** start of Given data **

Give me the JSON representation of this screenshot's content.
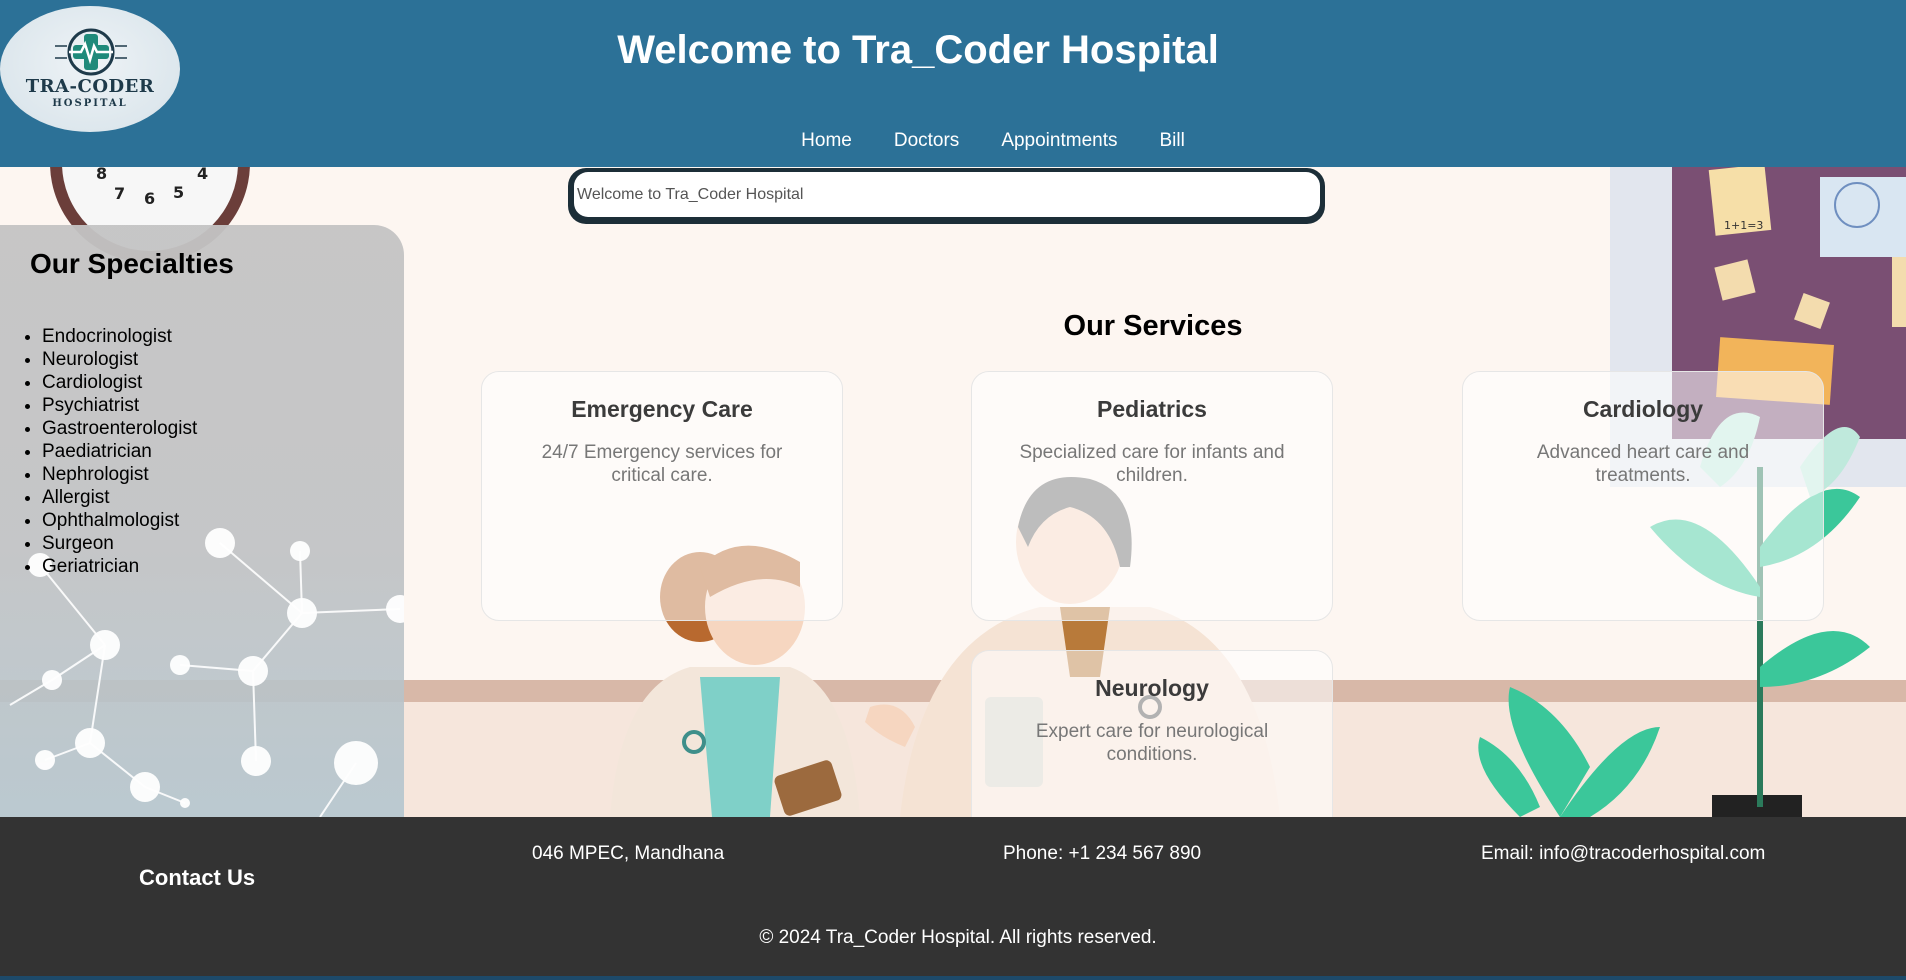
{
  "header": {
    "logo_text": "TRA-CODER",
    "logo_subtext": "HOSPITAL",
    "title": "Welcome to Tra_Coder Hospital",
    "nav": [
      "Home",
      "Doctors",
      "Appointments",
      "Bill"
    ]
  },
  "search": {
    "placeholder": "Welcome to Tra_Coder Hospital"
  },
  "specialties": {
    "title": "Our Specialties",
    "items": [
      "Endocrinologist",
      "Neurologist",
      "Cardiologist",
      "Psychiatrist",
      "Gastroenterologist",
      "Paediatrician",
      "Nephrologist",
      "Allergist",
      "Ophthalmologist",
      "Surgeon",
      "Geriatrician"
    ]
  },
  "services": {
    "title": "Our Services",
    "cards": [
      {
        "title": "Emergency Care",
        "desc": "24/7 Emergency services for critical care."
      },
      {
        "title": "Pediatrics",
        "desc": "Specialized care for infants and children."
      },
      {
        "title": "Cardiology",
        "desc": "Advanced heart care and treatments."
      },
      {
        "title": "Neurology",
        "desc": "Expert care for neurological conditions."
      }
    ]
  },
  "footer": {
    "contact_title": "Contact Us",
    "address": "046 MPEC, Mandhana",
    "phone": "Phone: +1 234 567 890",
    "email": "Email: info@tracoderhospital.com",
    "copyright": "© 2024 Tra_Coder Hospital. All rights reserved."
  },
  "illustration": {
    "clock_numbers": [
      "8",
      "7",
      "6",
      "5",
      "4"
    ],
    "note_text": "1+1=3"
  },
  "colors": {
    "header_bg": "#2c7197",
    "footer_bg": "#333333",
    "hero_bg": "#fdf6f1",
    "search_border": "#1c2e38"
  }
}
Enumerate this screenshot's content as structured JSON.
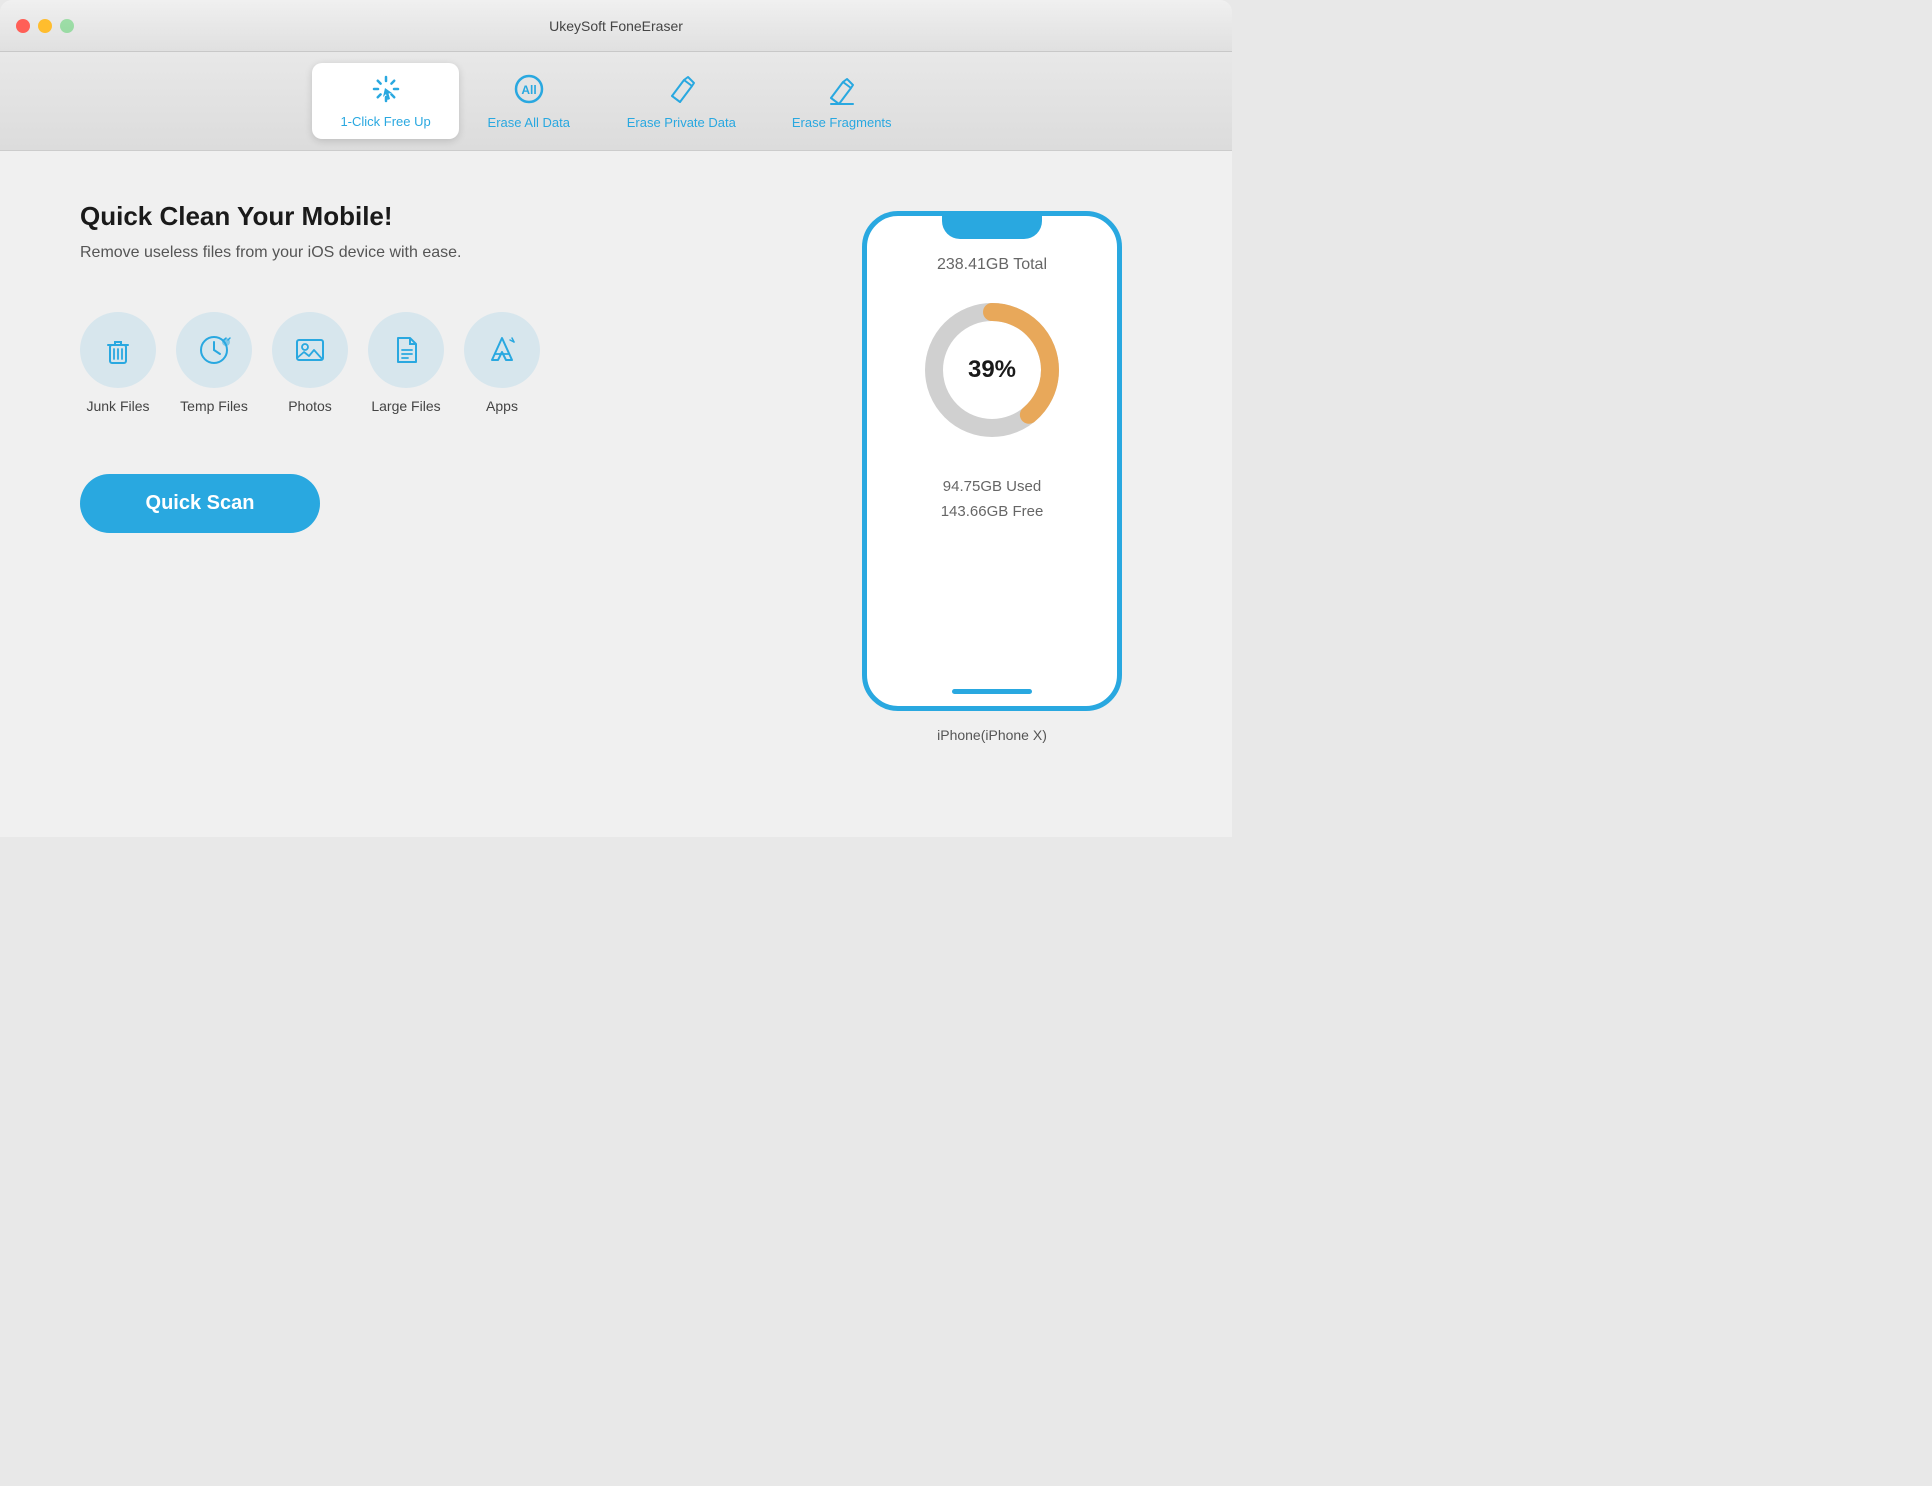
{
  "titleBar": {
    "title": "UkeySoft FoneEraser"
  },
  "tabs": [
    {
      "id": "one-click",
      "label": "1-Click Free Up",
      "active": true,
      "icon": "cursor"
    },
    {
      "id": "erase-all",
      "label": "Erase All Data",
      "active": false,
      "icon": "all"
    },
    {
      "id": "erase-private",
      "label": "Erase Private Data",
      "active": false,
      "icon": "eraser1"
    },
    {
      "id": "erase-fragments",
      "label": "Erase Fragments",
      "active": false,
      "icon": "eraser2"
    }
  ],
  "main": {
    "headline": "Quick Clean Your Mobile!",
    "subheadline": "Remove useless files from your iOS device with ease.",
    "features": [
      {
        "id": "junk-files",
        "label": "Junk Files"
      },
      {
        "id": "temp-files",
        "label": "Temp Files"
      },
      {
        "id": "photos",
        "label": "Photos"
      },
      {
        "id": "large-files",
        "label": "Large Files"
      },
      {
        "id": "apps",
        "label": "Apps"
      }
    ],
    "quickScanButton": "Quick Scan"
  },
  "device": {
    "totalStorage": "238.41GB Total",
    "usedPercent": 39,
    "usedLabel": "39%",
    "usedStorage": "94.75GB Used",
    "freeStorage": "143.66GB Free",
    "deviceName": "iPhone(iPhone X)"
  },
  "colors": {
    "blue": "#29a8e0",
    "orange": "#e8a85a",
    "gray": "#d0d0d0",
    "white": "#ffffff"
  }
}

** end of Given data **

Goal of the exercise: Show all lines from the records above where the word "desc" occurs.

Answer to this task:
        "desc": "24/7 Emergency services for critical care."
        "desc": "Specialized care for infants and children."
        "desc": "Advanced heart care and treatments."
        "desc": "Expert care for neurological conditions."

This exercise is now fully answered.